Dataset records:

——

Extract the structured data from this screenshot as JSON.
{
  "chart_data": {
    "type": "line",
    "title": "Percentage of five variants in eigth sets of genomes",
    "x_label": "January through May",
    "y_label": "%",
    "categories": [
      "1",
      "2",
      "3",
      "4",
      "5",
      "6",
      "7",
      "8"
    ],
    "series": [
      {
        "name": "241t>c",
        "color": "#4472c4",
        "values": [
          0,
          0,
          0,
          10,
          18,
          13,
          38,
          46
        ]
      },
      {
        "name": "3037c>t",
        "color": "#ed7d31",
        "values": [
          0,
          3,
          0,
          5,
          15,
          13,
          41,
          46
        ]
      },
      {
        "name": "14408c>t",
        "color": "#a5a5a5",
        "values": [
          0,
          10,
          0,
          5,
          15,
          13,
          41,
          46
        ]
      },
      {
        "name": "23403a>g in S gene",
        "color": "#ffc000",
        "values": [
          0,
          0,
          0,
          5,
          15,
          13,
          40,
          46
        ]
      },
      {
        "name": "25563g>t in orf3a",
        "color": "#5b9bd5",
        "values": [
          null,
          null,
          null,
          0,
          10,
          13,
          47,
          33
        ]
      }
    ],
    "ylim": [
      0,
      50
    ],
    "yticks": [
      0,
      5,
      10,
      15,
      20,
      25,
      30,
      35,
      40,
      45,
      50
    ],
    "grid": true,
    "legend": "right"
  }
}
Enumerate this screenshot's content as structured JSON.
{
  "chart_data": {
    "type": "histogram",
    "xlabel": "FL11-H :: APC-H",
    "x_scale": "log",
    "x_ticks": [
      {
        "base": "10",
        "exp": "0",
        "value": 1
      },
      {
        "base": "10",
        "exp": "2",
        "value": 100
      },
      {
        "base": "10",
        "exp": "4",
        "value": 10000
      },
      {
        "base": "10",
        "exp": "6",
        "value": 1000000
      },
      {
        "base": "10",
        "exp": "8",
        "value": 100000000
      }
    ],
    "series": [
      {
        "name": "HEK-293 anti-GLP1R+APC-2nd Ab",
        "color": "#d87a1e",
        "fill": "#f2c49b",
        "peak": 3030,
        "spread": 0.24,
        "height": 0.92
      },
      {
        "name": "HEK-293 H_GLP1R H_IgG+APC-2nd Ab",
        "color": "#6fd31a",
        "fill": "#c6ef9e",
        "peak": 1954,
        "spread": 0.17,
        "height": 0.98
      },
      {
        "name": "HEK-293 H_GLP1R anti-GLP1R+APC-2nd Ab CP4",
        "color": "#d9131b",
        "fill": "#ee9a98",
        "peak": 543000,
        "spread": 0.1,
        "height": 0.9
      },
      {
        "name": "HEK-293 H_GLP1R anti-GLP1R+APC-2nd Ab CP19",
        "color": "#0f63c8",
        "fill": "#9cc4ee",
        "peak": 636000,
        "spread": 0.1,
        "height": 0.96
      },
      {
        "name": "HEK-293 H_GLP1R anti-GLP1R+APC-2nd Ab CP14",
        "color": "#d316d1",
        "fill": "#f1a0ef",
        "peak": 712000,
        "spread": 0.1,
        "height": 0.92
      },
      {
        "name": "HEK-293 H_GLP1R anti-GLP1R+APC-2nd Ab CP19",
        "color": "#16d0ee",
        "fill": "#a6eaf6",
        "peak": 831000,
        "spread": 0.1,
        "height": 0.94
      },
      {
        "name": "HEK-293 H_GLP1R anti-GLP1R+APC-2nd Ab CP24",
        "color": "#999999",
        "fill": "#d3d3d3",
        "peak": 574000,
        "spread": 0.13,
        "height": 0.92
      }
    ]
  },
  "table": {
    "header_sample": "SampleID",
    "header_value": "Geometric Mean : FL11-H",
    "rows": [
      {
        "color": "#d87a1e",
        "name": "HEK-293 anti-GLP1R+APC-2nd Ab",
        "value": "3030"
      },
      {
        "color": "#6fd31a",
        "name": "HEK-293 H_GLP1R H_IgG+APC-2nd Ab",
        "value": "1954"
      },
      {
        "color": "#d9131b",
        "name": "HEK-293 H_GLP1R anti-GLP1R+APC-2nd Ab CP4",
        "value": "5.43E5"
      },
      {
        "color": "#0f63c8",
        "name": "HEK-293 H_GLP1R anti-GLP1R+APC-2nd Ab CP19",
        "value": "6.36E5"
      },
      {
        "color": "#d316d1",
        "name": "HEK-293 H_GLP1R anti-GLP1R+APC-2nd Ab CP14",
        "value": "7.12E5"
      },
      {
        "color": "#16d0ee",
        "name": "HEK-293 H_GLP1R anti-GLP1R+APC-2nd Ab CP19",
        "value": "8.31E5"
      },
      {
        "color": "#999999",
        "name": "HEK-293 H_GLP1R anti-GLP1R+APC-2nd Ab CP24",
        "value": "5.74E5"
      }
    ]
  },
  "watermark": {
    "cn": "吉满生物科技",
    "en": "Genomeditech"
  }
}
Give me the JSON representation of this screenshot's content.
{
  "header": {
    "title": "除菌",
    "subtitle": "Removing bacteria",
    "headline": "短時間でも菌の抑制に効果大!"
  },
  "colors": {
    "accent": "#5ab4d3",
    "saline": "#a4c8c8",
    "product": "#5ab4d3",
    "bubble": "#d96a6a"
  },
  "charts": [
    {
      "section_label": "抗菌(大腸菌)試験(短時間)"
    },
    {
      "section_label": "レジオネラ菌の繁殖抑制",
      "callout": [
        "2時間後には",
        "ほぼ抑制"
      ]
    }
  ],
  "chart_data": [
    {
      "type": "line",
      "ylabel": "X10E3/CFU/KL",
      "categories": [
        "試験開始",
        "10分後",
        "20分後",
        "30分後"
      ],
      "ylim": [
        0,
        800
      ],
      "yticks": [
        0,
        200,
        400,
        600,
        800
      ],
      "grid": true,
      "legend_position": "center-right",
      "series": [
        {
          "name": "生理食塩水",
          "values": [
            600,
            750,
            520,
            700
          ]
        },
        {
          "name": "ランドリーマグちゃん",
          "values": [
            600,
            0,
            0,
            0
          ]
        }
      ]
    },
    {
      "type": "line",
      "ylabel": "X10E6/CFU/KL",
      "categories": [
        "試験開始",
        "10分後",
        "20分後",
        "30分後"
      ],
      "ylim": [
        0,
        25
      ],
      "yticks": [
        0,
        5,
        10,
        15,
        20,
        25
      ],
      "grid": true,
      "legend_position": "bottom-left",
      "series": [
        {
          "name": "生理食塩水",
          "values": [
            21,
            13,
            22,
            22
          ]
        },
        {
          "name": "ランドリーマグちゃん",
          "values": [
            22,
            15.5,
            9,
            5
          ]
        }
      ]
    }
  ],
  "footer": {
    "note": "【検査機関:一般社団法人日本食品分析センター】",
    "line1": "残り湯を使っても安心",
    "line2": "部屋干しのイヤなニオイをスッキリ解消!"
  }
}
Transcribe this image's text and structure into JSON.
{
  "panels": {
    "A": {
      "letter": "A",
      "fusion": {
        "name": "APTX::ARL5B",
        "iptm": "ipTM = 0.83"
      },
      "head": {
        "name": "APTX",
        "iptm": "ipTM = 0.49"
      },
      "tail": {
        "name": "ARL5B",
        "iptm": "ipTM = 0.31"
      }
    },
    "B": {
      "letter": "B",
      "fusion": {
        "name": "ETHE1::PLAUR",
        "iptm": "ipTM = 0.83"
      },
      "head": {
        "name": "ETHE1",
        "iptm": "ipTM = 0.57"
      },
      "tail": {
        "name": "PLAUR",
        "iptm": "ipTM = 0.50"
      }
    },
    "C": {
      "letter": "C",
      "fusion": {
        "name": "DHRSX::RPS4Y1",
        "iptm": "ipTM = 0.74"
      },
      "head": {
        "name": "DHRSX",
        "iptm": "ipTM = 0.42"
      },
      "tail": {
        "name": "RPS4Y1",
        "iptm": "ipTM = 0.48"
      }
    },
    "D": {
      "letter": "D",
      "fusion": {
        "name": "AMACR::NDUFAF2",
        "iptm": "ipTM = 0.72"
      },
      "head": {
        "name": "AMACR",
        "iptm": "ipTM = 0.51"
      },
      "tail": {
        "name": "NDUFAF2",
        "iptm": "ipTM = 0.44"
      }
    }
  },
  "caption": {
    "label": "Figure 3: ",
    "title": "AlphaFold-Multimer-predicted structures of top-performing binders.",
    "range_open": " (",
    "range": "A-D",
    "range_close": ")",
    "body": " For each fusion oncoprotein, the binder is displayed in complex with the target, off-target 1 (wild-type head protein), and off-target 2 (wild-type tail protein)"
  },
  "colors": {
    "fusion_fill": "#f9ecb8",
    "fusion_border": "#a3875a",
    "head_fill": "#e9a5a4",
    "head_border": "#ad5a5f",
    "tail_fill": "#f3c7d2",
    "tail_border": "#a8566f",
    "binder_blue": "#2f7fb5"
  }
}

——

*Required work:* Wherever a line contains the string "peak", copy that line from the data.

*Answer for this exercise:*
        "peak": 3030,
        "peak": 1954,
        "peak": 543000,
        "peak": 636000,
        "peak": 712000,
        "peak": 831000,
        "peak": 574000,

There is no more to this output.